**AIM:** Check each line of the material. Copy those containing "Storchennest".

####################

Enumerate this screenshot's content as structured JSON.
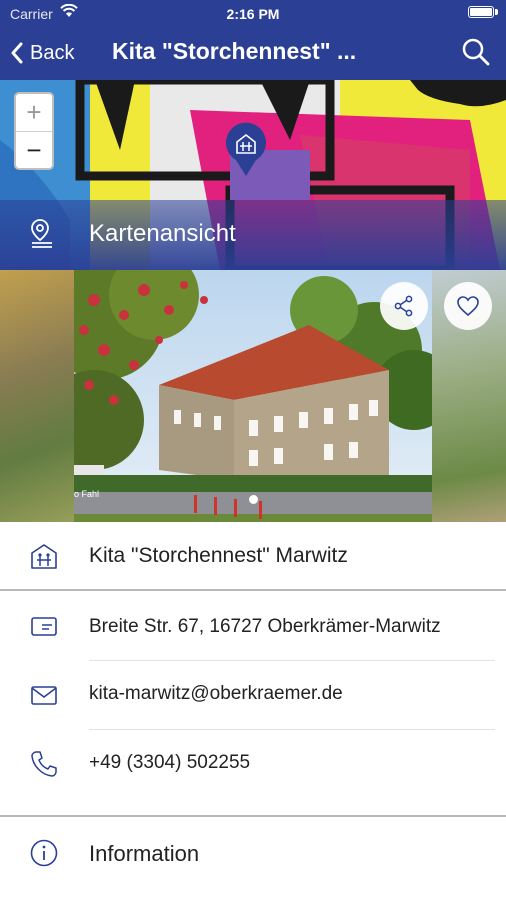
{
  "status_bar": {
    "carrier": "Carrier",
    "time": "2:16 PM"
  },
  "nav": {
    "back_label": "Back",
    "title": "Kita \"Storchennest\" ..."
  },
  "map": {
    "zoom_in": "+",
    "zoom_out": "−",
    "view_label": "Kartenansicht"
  },
  "gallery": {
    "photo_credit": "o Fahl",
    "current_index": 1,
    "total": 1
  },
  "details": {
    "title": "Kita \"Storchennest\" Marwitz",
    "address": "Breite Str. 67, 16727 Oberkrämer-Marwitz",
    "email": "kita-marwitz@oberkraemer.de",
    "phone": "+49 (3304) 502255",
    "info_label": "Information"
  },
  "colors": {
    "brand": "#2b3f95",
    "icon": "#2b3f95",
    "text": "#222222"
  }
}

####################

**WRITTEN ANSWER:**
    "title": "Kita \"Storchennest\" ..."
    "title": "Kita \"Storchennest\" Marwitz",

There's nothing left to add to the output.